**What is needed:**
Only the number is wanted: how many lines of these entries contain the word "heading"?

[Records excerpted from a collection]
=== Section Start ===
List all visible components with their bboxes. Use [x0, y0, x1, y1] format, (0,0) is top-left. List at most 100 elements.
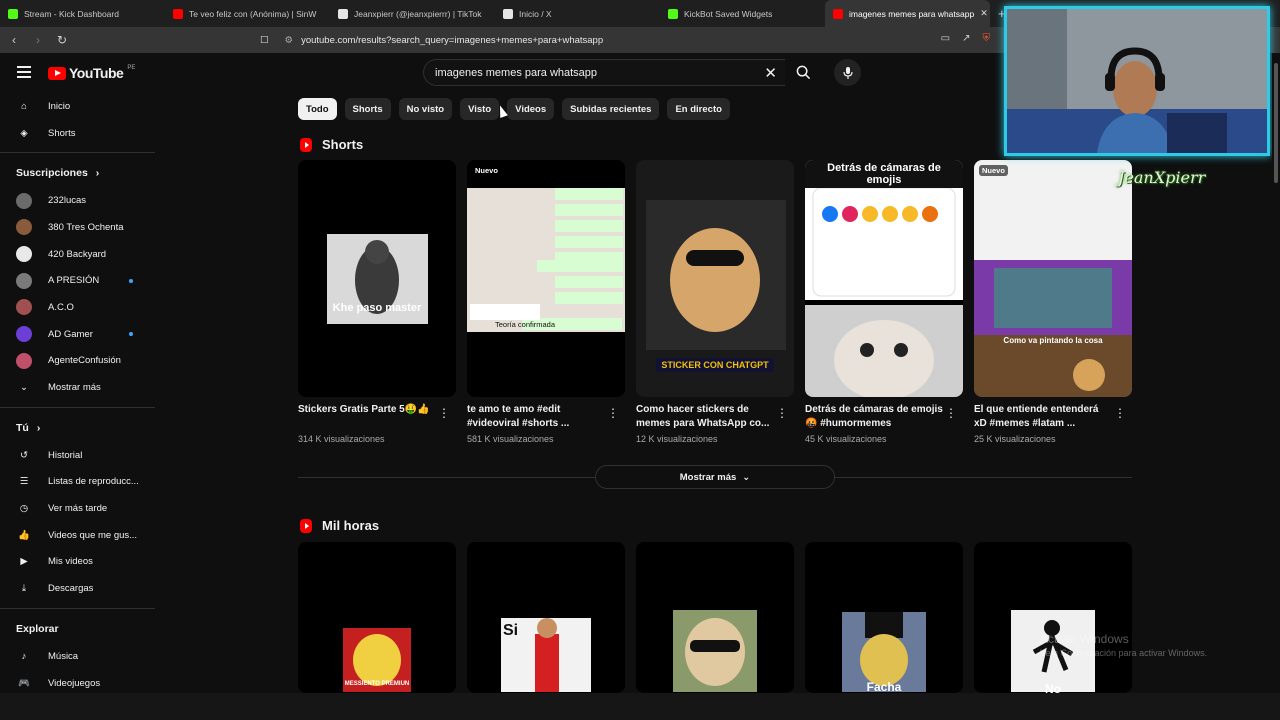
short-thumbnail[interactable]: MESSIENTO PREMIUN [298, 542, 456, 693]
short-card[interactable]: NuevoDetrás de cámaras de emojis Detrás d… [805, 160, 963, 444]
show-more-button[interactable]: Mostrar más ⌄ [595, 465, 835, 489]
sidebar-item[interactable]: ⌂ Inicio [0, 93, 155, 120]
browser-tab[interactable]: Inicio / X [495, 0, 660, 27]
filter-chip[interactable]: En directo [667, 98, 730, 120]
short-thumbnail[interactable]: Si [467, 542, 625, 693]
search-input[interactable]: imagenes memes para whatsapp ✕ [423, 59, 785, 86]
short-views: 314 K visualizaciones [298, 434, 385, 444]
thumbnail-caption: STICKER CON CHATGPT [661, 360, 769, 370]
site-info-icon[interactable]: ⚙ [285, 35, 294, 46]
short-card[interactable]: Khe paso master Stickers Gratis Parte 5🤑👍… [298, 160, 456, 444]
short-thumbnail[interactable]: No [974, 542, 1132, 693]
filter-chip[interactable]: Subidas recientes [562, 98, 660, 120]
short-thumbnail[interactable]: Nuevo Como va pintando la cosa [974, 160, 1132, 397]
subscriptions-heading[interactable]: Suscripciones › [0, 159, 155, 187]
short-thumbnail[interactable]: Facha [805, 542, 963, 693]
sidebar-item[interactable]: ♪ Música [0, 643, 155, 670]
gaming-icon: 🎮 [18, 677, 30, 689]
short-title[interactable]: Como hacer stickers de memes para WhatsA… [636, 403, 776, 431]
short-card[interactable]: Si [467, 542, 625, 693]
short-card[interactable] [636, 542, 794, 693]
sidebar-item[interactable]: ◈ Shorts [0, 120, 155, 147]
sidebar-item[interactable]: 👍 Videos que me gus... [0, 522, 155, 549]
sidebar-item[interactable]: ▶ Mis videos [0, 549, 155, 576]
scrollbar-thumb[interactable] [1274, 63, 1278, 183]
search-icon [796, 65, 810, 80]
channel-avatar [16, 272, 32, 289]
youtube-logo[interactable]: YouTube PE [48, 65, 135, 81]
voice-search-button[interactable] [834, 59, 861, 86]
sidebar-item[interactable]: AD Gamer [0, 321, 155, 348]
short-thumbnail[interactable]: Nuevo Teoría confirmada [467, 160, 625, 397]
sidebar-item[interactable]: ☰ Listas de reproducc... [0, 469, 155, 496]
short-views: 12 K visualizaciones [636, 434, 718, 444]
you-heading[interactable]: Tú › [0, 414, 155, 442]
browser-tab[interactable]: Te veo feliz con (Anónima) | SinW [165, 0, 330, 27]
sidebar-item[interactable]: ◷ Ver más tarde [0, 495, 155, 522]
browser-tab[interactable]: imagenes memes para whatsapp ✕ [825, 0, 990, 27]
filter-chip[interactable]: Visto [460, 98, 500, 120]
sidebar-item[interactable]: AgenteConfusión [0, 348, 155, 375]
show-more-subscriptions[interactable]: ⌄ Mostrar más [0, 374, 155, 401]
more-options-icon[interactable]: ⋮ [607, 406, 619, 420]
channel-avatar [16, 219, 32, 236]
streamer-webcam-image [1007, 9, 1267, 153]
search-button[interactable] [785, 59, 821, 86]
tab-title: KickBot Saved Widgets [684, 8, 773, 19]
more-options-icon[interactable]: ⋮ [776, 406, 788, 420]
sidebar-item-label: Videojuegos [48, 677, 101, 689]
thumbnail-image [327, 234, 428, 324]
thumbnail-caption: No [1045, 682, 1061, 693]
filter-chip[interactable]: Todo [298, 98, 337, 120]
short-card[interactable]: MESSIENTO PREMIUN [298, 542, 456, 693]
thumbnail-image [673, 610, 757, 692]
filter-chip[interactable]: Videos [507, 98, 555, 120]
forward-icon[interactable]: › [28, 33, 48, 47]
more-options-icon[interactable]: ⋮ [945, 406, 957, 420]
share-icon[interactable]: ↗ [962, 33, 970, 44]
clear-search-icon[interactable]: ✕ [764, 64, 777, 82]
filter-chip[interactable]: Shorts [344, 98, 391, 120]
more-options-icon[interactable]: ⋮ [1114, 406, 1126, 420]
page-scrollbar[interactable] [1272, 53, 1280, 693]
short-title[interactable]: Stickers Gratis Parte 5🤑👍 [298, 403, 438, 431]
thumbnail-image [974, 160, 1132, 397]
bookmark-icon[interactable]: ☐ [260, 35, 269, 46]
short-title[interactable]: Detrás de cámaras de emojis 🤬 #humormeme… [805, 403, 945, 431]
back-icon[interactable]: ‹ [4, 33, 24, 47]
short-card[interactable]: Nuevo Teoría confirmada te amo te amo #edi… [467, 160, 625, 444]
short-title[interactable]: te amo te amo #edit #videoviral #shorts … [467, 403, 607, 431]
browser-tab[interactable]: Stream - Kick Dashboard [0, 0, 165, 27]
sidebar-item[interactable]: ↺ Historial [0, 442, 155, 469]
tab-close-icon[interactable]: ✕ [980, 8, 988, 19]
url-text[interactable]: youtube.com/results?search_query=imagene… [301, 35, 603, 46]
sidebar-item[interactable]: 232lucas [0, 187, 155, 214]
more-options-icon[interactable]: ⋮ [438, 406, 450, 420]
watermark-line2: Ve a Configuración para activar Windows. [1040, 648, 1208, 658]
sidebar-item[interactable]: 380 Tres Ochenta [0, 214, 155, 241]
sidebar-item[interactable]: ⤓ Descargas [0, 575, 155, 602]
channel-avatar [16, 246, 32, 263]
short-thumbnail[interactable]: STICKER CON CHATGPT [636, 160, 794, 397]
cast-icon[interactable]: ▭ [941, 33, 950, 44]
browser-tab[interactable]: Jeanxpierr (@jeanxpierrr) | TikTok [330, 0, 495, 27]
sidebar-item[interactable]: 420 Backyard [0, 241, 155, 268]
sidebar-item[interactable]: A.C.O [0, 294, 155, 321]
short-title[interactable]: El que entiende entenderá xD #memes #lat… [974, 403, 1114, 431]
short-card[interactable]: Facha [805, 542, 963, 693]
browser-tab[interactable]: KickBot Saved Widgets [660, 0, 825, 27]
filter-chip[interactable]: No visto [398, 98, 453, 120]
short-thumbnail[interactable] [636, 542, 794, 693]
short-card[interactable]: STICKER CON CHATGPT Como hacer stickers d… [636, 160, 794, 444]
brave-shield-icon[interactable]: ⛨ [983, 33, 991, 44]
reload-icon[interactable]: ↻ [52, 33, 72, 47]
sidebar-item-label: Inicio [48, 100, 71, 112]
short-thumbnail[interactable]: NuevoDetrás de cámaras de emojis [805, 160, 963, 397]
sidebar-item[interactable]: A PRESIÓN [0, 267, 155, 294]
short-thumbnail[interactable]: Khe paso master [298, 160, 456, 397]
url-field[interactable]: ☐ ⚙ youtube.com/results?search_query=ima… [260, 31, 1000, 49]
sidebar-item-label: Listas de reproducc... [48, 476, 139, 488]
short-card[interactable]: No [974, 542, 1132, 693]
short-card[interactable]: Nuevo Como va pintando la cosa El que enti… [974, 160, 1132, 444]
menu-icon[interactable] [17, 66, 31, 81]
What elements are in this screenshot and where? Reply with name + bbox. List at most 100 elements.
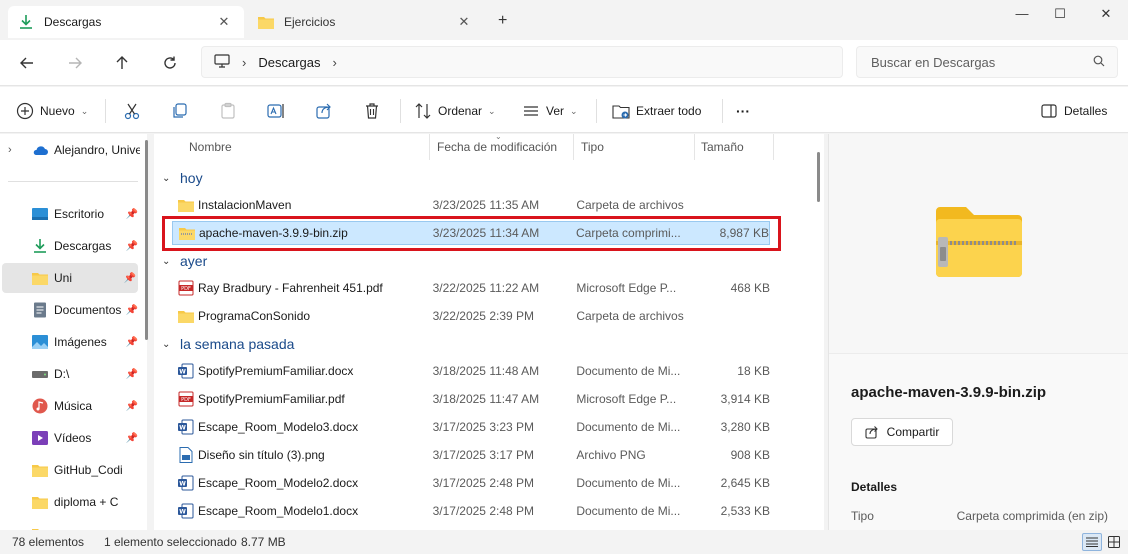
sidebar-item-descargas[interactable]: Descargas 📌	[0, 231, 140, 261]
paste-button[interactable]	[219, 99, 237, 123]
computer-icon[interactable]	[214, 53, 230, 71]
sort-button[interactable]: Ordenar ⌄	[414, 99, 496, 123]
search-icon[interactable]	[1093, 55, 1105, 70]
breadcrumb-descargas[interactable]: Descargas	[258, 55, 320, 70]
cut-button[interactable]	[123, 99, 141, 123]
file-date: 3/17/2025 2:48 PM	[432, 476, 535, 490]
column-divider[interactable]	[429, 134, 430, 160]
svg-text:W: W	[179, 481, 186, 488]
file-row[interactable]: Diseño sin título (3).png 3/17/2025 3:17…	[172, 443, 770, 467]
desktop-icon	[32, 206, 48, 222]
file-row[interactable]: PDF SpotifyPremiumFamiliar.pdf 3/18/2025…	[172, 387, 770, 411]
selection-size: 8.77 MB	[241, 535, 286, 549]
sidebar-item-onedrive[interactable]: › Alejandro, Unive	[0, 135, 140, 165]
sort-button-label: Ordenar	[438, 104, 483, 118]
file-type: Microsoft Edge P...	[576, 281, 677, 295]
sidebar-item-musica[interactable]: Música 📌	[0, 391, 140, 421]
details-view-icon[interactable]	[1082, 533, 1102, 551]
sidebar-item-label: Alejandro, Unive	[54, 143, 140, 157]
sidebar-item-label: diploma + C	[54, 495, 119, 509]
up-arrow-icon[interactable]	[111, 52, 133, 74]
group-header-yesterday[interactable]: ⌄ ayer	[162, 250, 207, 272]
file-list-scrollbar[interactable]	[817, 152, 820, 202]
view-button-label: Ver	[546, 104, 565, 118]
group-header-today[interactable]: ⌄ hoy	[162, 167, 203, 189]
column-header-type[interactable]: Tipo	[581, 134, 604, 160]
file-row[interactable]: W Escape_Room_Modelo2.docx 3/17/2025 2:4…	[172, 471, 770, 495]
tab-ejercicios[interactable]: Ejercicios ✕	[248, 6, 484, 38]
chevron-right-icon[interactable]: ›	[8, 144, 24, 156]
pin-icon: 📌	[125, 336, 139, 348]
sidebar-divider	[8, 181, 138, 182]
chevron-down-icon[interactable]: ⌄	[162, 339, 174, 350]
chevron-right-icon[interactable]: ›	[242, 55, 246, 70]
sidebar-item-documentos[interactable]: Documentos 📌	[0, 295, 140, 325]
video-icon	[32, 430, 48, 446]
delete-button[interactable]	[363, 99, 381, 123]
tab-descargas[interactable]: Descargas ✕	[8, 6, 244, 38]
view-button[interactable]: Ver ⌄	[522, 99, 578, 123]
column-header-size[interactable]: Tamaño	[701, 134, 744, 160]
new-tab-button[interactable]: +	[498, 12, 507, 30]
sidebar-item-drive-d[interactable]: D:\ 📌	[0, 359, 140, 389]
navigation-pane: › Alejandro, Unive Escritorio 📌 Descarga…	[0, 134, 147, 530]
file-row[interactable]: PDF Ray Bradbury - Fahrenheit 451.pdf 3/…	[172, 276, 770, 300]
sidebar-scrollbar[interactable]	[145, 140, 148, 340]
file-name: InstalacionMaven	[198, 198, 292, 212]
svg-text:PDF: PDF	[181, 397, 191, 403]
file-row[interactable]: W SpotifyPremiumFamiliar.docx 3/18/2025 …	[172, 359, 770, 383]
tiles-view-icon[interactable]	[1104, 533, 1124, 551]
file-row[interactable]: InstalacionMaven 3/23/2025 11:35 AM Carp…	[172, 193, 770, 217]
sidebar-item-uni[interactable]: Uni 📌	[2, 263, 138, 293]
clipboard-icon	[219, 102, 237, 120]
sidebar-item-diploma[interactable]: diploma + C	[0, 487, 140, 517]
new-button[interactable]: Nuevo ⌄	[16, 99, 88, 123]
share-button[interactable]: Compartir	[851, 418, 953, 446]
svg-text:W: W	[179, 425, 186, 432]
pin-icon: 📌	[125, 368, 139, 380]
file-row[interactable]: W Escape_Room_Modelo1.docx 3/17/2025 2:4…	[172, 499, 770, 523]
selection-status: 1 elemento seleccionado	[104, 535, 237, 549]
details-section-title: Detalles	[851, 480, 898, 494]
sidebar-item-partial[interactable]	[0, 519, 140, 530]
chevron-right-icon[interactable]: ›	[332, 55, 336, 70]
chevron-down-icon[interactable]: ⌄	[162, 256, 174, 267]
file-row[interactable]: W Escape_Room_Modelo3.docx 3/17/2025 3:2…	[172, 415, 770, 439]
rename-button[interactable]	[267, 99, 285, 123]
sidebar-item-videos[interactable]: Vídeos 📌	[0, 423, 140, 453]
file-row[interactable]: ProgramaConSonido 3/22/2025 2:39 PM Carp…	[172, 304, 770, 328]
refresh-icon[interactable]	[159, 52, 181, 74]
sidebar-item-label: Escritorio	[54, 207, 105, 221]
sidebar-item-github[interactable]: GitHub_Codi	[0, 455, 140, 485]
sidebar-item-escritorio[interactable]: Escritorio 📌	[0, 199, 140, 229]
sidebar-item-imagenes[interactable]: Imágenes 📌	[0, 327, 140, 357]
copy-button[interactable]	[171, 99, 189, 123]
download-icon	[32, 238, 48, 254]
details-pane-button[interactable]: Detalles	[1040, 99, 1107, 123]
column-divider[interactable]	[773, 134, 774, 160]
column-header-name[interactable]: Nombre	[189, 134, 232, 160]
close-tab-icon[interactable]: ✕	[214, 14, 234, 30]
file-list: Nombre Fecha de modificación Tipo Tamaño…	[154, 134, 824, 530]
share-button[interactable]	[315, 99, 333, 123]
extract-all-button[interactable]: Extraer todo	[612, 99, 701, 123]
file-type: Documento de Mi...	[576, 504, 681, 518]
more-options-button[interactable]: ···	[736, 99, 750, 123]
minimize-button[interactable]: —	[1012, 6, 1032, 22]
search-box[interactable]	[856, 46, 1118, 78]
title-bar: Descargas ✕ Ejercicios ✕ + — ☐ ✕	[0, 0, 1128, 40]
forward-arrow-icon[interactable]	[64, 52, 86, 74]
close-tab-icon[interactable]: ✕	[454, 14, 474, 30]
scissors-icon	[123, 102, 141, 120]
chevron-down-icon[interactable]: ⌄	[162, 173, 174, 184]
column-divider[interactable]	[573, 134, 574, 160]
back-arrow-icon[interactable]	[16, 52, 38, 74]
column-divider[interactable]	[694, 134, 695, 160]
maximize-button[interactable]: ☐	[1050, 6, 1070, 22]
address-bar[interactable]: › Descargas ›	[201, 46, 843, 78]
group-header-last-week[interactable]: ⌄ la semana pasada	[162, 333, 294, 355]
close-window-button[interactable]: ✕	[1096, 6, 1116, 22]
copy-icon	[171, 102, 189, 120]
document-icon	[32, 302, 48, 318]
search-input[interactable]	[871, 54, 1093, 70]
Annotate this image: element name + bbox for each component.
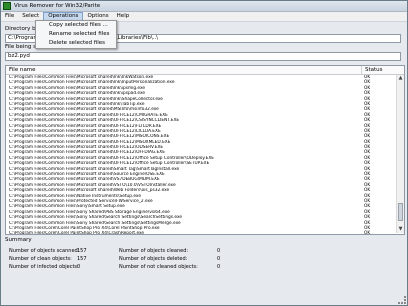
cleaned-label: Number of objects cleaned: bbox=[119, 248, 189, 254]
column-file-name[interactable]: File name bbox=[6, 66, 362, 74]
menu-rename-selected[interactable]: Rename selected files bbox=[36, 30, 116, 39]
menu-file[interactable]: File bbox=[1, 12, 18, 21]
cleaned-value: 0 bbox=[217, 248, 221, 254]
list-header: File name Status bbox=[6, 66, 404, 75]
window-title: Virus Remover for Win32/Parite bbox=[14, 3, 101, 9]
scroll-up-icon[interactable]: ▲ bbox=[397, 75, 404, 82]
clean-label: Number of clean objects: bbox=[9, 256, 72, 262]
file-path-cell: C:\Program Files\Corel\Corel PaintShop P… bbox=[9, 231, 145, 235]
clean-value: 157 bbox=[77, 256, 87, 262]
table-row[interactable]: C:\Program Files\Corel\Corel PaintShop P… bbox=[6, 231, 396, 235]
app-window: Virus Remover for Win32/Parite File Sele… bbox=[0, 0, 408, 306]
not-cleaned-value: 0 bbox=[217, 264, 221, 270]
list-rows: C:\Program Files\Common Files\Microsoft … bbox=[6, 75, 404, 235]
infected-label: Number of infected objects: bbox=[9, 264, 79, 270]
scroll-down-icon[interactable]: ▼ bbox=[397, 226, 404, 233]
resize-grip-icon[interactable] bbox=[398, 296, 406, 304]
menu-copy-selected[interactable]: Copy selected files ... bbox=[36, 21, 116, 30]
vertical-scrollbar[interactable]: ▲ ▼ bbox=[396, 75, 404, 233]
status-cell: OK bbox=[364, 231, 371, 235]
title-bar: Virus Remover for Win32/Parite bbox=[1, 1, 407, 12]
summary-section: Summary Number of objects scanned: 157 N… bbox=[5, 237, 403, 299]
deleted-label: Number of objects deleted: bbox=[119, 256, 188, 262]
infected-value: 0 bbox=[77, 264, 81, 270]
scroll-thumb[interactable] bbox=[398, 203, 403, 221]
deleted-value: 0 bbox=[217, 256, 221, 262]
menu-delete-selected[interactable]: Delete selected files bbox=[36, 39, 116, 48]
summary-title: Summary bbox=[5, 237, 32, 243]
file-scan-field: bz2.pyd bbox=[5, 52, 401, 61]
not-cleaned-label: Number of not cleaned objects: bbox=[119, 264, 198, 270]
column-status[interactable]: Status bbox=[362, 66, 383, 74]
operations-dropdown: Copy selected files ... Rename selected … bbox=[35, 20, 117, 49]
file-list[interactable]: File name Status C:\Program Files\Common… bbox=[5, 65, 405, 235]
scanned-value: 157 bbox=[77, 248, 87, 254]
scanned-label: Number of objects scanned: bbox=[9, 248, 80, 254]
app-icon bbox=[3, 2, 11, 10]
=== Section End ===
**Written response:**
2